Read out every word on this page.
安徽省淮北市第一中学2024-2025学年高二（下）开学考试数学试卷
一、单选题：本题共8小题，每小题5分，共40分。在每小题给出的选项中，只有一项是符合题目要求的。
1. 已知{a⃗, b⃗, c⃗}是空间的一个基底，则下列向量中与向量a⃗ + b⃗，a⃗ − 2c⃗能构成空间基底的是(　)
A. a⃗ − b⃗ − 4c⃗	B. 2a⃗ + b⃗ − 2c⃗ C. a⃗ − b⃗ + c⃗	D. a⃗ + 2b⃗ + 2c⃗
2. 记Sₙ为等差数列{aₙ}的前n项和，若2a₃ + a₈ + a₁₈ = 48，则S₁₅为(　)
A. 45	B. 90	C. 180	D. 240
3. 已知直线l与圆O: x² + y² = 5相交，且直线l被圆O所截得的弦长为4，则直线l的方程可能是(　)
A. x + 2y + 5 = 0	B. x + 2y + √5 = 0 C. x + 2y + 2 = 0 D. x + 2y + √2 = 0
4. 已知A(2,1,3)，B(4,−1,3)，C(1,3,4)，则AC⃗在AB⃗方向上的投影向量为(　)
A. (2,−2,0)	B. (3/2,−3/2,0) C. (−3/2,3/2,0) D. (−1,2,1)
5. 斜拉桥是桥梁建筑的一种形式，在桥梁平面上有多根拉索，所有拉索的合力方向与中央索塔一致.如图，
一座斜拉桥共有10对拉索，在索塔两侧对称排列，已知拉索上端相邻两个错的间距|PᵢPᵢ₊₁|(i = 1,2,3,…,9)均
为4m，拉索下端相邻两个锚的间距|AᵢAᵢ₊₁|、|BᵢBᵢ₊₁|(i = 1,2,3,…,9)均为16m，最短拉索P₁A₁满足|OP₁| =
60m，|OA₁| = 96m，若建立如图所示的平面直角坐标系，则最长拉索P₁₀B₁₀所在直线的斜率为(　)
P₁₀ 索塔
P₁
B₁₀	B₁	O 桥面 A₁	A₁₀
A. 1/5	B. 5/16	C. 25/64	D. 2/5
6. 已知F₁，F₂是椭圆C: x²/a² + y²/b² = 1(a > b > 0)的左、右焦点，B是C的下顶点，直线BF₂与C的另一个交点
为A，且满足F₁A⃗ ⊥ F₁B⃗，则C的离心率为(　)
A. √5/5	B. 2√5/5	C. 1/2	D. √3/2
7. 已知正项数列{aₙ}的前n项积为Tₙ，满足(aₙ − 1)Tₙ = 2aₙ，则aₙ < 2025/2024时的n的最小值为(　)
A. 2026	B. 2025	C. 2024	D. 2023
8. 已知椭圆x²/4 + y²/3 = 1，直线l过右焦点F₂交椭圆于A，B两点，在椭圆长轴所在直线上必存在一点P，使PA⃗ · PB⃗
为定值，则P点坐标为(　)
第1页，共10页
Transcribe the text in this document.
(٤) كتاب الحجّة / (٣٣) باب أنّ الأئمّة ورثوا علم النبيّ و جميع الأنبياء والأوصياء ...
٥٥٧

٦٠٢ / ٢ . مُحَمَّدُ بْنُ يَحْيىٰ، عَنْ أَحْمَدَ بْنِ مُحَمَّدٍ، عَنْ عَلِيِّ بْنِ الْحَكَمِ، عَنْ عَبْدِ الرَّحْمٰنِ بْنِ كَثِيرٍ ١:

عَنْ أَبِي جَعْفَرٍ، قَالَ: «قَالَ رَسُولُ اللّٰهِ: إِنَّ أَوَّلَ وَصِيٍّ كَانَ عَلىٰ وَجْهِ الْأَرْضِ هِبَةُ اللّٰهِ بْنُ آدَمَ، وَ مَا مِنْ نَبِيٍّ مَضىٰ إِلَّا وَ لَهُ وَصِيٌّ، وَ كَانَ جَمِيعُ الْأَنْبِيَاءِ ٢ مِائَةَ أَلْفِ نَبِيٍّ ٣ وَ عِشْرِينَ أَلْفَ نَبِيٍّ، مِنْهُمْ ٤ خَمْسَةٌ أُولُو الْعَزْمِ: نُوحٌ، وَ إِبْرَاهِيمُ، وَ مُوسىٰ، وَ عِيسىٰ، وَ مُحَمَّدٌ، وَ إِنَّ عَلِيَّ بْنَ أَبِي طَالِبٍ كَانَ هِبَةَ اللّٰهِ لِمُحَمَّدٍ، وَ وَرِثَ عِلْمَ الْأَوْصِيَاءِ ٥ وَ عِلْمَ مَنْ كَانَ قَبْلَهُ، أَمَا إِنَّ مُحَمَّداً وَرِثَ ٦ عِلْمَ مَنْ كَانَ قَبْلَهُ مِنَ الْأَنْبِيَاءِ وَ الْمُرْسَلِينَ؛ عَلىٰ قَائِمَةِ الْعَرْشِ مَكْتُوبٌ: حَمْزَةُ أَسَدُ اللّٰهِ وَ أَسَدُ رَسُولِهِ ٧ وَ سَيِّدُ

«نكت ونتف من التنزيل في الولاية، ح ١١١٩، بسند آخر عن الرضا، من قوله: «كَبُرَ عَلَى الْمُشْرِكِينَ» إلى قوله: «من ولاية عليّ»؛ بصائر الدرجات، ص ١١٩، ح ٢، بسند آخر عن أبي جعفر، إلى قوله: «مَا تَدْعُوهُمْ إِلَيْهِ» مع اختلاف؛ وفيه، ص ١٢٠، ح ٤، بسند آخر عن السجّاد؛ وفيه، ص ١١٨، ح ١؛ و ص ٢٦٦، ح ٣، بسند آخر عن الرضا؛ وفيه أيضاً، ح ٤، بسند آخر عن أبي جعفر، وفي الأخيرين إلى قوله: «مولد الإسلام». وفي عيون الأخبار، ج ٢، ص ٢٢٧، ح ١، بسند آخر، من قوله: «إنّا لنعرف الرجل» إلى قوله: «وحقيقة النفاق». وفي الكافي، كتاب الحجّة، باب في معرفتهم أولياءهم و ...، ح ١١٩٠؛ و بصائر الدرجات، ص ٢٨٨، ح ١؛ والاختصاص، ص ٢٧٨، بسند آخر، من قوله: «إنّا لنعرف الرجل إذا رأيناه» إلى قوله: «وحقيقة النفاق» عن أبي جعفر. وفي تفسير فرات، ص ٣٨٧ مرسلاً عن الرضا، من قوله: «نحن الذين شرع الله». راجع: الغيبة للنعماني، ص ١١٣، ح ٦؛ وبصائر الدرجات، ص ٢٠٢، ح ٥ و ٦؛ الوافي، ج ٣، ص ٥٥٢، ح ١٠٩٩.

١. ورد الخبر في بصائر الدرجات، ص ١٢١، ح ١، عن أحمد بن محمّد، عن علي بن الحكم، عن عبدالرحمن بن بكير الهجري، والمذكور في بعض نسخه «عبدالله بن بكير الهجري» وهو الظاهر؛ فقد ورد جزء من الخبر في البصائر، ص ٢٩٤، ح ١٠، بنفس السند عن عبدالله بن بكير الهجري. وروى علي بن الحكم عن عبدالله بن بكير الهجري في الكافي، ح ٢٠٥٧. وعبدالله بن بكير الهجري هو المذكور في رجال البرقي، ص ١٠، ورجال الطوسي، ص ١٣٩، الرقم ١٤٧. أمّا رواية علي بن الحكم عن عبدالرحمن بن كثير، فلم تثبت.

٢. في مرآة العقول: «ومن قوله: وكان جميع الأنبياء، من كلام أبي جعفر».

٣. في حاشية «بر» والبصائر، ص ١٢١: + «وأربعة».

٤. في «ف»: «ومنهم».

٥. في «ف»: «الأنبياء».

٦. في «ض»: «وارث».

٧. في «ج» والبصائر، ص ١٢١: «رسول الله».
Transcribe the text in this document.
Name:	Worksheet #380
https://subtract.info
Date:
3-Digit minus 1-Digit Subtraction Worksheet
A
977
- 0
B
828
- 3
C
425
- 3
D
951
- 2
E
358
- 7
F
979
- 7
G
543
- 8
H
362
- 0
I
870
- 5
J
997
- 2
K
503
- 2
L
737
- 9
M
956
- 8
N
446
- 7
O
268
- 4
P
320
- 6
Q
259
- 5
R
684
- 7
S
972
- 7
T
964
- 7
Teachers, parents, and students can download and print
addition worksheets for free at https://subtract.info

★ ★ ★ ★ ★ ★ ★

- GOAL:
Identify the lines above with the word "والبصائر". Copy them.

- RESULT:
٣. في حاشية «بر» والبصائر، ص ١٢١: + «وأربعة».
٧. في «ج» والبصائر، ص ١٢١: «رسول الله».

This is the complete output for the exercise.